- [Exercise objective]: Restate each of the lines given below, word for word.

[Dataset records]
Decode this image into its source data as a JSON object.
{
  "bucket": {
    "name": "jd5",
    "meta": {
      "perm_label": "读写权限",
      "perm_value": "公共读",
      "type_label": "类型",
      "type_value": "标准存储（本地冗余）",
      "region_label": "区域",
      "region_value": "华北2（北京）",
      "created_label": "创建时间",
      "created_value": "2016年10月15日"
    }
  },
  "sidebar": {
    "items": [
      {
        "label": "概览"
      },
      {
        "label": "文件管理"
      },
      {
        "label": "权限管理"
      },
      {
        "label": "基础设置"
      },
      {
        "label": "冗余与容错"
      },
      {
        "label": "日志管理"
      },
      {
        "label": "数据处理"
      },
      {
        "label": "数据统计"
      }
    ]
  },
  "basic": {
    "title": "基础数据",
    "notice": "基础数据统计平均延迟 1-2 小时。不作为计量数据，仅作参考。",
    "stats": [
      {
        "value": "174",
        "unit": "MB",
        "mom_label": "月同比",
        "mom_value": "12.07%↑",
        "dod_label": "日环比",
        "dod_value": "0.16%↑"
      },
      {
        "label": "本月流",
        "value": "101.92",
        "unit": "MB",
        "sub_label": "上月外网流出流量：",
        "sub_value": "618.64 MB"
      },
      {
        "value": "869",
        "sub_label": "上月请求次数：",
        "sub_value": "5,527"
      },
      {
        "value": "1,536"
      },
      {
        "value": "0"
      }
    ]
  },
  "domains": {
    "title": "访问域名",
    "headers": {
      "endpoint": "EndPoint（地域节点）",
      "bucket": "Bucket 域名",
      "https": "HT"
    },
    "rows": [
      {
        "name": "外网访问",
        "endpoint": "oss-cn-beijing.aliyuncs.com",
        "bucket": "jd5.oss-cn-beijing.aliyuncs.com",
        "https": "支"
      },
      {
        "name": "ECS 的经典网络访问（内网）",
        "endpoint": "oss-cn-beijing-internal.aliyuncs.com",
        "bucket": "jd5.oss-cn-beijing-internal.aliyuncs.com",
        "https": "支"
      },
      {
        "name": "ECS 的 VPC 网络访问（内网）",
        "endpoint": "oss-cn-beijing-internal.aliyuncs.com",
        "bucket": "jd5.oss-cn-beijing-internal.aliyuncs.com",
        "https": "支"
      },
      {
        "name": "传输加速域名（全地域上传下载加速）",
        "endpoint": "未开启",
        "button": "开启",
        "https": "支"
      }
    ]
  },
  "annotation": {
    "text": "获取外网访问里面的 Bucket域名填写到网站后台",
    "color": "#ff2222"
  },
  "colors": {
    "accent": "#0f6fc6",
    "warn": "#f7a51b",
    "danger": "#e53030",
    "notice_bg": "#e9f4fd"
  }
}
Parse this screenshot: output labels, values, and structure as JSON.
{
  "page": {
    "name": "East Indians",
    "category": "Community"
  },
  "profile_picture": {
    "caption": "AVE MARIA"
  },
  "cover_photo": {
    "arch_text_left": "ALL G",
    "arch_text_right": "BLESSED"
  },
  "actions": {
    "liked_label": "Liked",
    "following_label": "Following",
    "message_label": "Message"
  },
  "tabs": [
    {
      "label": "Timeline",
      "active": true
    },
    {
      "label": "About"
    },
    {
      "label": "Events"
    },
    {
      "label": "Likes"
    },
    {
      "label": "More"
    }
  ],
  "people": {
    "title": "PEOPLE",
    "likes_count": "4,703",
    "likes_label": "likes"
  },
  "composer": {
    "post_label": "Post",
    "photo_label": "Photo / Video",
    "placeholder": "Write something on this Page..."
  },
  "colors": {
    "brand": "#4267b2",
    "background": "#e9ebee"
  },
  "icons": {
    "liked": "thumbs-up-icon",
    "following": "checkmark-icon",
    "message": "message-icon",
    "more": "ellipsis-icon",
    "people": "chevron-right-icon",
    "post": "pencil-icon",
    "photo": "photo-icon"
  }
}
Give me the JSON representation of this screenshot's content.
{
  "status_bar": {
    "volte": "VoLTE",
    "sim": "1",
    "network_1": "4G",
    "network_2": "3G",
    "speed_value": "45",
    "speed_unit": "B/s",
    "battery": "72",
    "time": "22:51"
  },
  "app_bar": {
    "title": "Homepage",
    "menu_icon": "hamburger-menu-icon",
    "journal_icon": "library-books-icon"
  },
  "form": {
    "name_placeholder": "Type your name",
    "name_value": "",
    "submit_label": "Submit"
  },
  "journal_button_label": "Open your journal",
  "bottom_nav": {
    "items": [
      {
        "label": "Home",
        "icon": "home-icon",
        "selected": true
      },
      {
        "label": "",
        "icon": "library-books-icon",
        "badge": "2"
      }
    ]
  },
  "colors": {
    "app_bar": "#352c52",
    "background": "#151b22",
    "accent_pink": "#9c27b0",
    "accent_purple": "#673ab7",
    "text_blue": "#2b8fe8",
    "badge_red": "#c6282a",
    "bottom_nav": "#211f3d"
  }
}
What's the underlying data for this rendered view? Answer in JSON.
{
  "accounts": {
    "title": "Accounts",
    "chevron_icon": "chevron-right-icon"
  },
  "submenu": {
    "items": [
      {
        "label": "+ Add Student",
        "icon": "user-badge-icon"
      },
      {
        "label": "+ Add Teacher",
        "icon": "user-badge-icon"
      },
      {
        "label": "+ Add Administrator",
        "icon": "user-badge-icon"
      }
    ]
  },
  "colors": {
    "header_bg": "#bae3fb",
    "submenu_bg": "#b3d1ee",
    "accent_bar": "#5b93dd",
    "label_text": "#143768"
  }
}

- [Worked solution]:
Decode this image into its source data as a JSON object.
{
  "bucket": {
    "name": "jd5",
    "meta": {
      "perm_label": "读写权限",
      "perm_value": "公共读",
      "type_label": "类型",
      "type_value": "标准存储（本地冗余）",
      "region_label": "区域",
      "region_value": "华北2（北京）",
      "created_label": "创建时间",
      "created_value": "2016年10月15日"
    }
  },
  "sidebar": {
    "items": [
      {
        "label": "概览"
      },
      {
        "label": "文件管理"
      },
      {
        "label": "权限管理"
      },
      {
        "label": "基础设置"
      },
      {
        "label": "冗余与容错"
      },
      {
        "label": "日志管理"
      },
      {
        "label": "数据处理"
      },
      {
        "label": "数据统计"
      }
    ]
  },
  "basic": {
    "title": "基础数据",
    "notice": "基础数据统计平均延迟 1-2 小时。不作为计量数据，仅作参考。",
    "stats": [
      {
        "value": "174",
        "unit": "MB",
        "mom_label": "月同比",
        "mom_value": "12.07%↑",
        "dod_label": "日环比",
        "dod_value": "0.16%↑"
      },
      {
        "label": "本月流",
        "value": "101.92",
        "unit": "MB",
        "sub_label": "上月外网流出流量：",
        "sub_value": "618.64 MB"
      },
      {
        "value": "869",
        "sub_label": "上月请求次数：",
        "sub_value": "5,527"
      },
      {
        "value": "1,536"
      },
      {
        "value": "0"
      }
    ]
  },
  "domains": {
    "title": "访问域名",
    "headers": {
      "endpoint": "EndPoint（地域节点）",
      "bucket": "Bucket 域名",
      "https": "HT"
    },
    "rows": [
      {
        "name": "外网访问",
        "endpoint": "oss-cn-beijing.aliyuncs.com",
        "bucket": "jd5.oss-cn-beijing.aliyuncs.com",
        "https": "支"
      },
      {
        "name": "ECS 的经典网络访问（内网）",
        "endpoint": "oss-cn-beijing-internal.aliyuncs.com",
        "bucket": "jd5.oss-cn-beijing-internal.aliyuncs.com",
        "https": "支"
      },
      {
        "name": "ECS 的 VPC 网络访问（内网）",
        "endpoint": "oss-cn-beijing-internal.aliyuncs.com",
        "bucket": "jd5.oss-cn-beijing-internal.aliyuncs.com",
        "https": "支"
      },
      {
        "name": "传输加速域名（全地域上传下载加速）",
        "endpoint": "未开启",
        "button": "开启",
        "https": "支"
      }
    ]
  },
  "annotation": {
    "text": "获取外网访问里面的 Bucket域名填写到网站后台",
    "color": "#ff2222"
  },
  "colors": {
    "accent": "#0f6fc6",
    "warn": "#f7a51b",
    "danger": "#e53030",
    "notice_bg": "#e9f4fd"
  }
}
Parse this screenshot: output labels, values, and structure as JSON.
{
  "page": {
    "name": "East Indians",
    "category": "Community"
  },
  "profile_picture": {
    "caption": "AVE MARIA"
  },
  "cover_photo": {
    "arch_text_left": "ALL G",
    "arch_text_right": "BLESSED"
  },
  "actions": {
    "liked_label": "Liked",
    "following_label": "Following",
    "message_label": "Message"
  },
  "tabs": [
    {
      "label": "Timeline",
      "active": true
    },
    {
      "label": "About"
    },
    {
      "label": "Events"
    },
    {
      "label": "Likes"
    },
    {
      "label": "More"
    }
  ],
  "people": {
    "title": "PEOPLE",
    "likes_count": "4,703",
    "likes_label": "likes"
  },
  "composer": {
    "post_label": "Post",
    "photo_label": "Photo / Video",
    "placeholder": "Write something on this Page..."
  },
  "colors": {
    "brand": "#4267b2",
    "background": "#e9ebee"
  },
  "icons": {
    "liked": "thumbs-up-icon",
    "following": "checkmark-icon",
    "message": "message-icon",
    "more": "ellipsis-icon",
    "people": "chevron-right-icon",
    "post": "pencil-icon",
    "photo": "photo-icon"
  }
}
Give me the JSON representation of this screenshot's content.
{
  "status_bar": {
    "volte": "VoLTE",
    "sim": "1",
    "network_1": "4G",
    "network_2": "3G",
    "speed_value": "45",
    "speed_unit": "B/s",
    "battery": "72",
    "time": "22:51"
  },
  "app_bar": {
    "title": "Homepage",
    "menu_icon": "hamburger-menu-icon",
    "journal_icon": "library-books-icon"
  },
  "form": {
    "name_placeholder": "Type your name",
    "name_value": "",
    "submit_label": "Submit"
  },
  "journal_button_label": "Open your journal",
  "bottom_nav": {
    "items": [
      {
        "label": "Home",
        "icon": "home-icon",
        "selected": true
      },
      {
        "label": "",
        "icon": "library-books-icon",
        "badge": "2"
      }
    ]
  },
  "colors": {
    "app_bar": "#352c52",
    "background": "#151b22",
    "accent_pink": "#9c27b0",
    "accent_purple": "#673ab7",
    "text_blue": "#2b8fe8",
    "badge_red": "#c6282a",
    "bottom_nav": "#211f3d"
  }
}
What's the underlying data for this rendered view? Answer in JSON.
{
  "accounts": {
    "title": "Accounts",
    "chevron_icon": "chevron-right-icon"
  },
  "submenu": {
    "items": [
      {
        "label": "+ Add Student",
        "icon": "user-badge-icon"
      },
      {
        "label": "+ Add Teacher",
        "icon": "user-badge-icon"
      },
      {
        "label": "+ Add Administrator",
        "icon": "user-badge-icon"
      }
    ]
  },
  "colors": {
    "header_bg": "#bae3fb",
    "submenu_bg": "#b3d1ee",
    "accent_bar": "#5b93dd",
    "label_text": "#143768"
  }
}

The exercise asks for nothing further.